*MATERIAL FOR THIS TASK*.
▼▼▼

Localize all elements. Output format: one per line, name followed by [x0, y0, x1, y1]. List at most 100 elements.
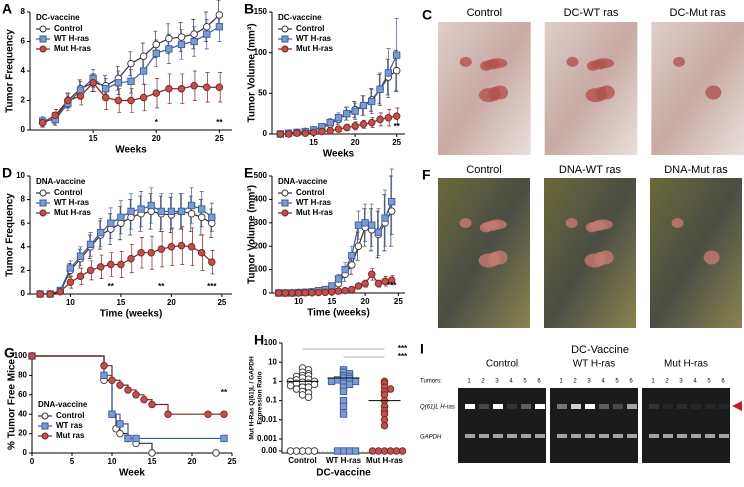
annotation: DC-vaccine [278, 13, 322, 22]
legend-marker [281, 45, 289, 53]
tumor [584, 253, 605, 268]
band [479, 404, 489, 409]
panel-letter: F [422, 167, 431, 183]
band [649, 404, 659, 409]
marker [152, 40, 160, 49]
band [479, 434, 489, 438]
marker [398, 447, 407, 455]
y-tick-label: 200 [254, 241, 268, 250]
y-tick-label: 4 [21, 242, 26, 251]
y-tick-label: 0.01 [261, 415, 277, 424]
band [627, 404, 637, 409]
x-tick-label: 25 [392, 138, 401, 147]
marker [314, 288, 323, 297]
photo [438, 22, 531, 155]
y-axis-label: % Tumor Free Mice [7, 359, 18, 450]
marker [310, 447, 319, 455]
x-axis-label: DC-vaccine [316, 468, 371, 479]
marker [124, 386, 132, 394]
marker [28, 352, 36, 360]
tumor [671, 218, 684, 228]
lane-label: 4 [601, 379, 605, 385]
significance: ** [221, 388, 228, 397]
marker [286, 447, 295, 455]
legend-marker [39, 209, 47, 217]
marker [359, 101, 368, 110]
marker [165, 34, 173, 43]
band [599, 404, 609, 409]
y-tick-label: 40 [18, 409, 27, 418]
y-tick-label: 0 [263, 288, 268, 297]
marker [381, 214, 389, 222]
marker [152, 89, 160, 97]
marker [187, 201, 196, 210]
lane-label: 3 [495, 379, 499, 385]
legend-marker [39, 35, 47, 43]
marker [190, 81, 198, 90]
marker [190, 37, 198, 46]
lane-label: 6 [721, 379, 725, 385]
marker [392, 112, 401, 120]
marker [124, 434, 132, 443]
marker [321, 288, 329, 297]
marker [284, 130, 293, 138]
y-tick-label: 100 [254, 265, 268, 274]
marker [96, 263, 105, 271]
marker [333, 447, 342, 455]
marker [339, 387, 348, 396]
significance: ** [108, 282, 115, 291]
marker [380, 421, 389, 430]
band [627, 434, 637, 438]
marker [187, 243, 196, 251]
marker [139, 93, 148, 102]
tumor [566, 56, 579, 67]
marker [76, 252, 85, 260]
band [677, 404, 687, 409]
legend-marker [281, 189, 289, 197]
significance: *** [398, 344, 408, 353]
marker [334, 114, 343, 122]
marker [384, 113, 393, 122]
lane-label: 1 [467, 379, 471, 385]
y-tick-label: 20 [18, 429, 27, 438]
band [557, 434, 567, 438]
lane-label: 5 [523, 379, 527, 385]
x-tick-label: 15 [309, 138, 318, 147]
band [613, 404, 623, 409]
lane-label: 3 [587, 379, 591, 385]
axes [281, 343, 405, 454]
x-tick-label: 20 [167, 298, 176, 307]
marker [345, 447, 354, 455]
y-tick-label: 0.001 [257, 434, 278, 443]
marker [294, 289, 303, 297]
y-axis-label: Tumor Frequency [5, 29, 16, 113]
marker [140, 395, 148, 404]
band [535, 404, 545, 409]
marker [116, 381, 124, 389]
marker [318, 127, 326, 136]
marker [354, 282, 363, 290]
y-tick-label: 0 [263, 129, 268, 138]
lane-label: 4 [693, 379, 697, 385]
legend-marker [41, 422, 49, 430]
marker [274, 289, 283, 297]
y-tick-label: 0.1 [266, 396, 278, 405]
lane-label: 4 [509, 379, 513, 385]
x-tick-label: 10 [294, 297, 303, 306]
y-tick-label: 50 [258, 88, 267, 97]
marker [326, 118, 334, 127]
marker [384, 69, 393, 77]
panel-letter: A [2, 1, 12, 17]
marker [220, 434, 228, 443]
band [585, 404, 595, 409]
x-tick-label: 15 [327, 297, 336, 306]
marker [152, 49, 160, 57]
marker [208, 258, 216, 266]
marker [56, 287, 65, 296]
marker [167, 243, 176, 251]
x-tick-label: 25 [394, 297, 403, 306]
tumor [565, 218, 578, 228]
panel-letter: H [254, 332, 264, 348]
x-axis-label: Time (weeks) [307, 308, 370, 319]
lane-label: 2 [573, 379, 577, 385]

▲▲▲

*THE TASK*.
In the records above, some lines may contain the word "legend"; copy every one of them.

*TASK RESPONSE*.
legend-marker [281, 45, 289, 53]
legend-marker [39, 209, 47, 217]
legend-marker [39, 35, 47, 43]
legend-marker [281, 189, 289, 197]
legend-marker [41, 422, 49, 430]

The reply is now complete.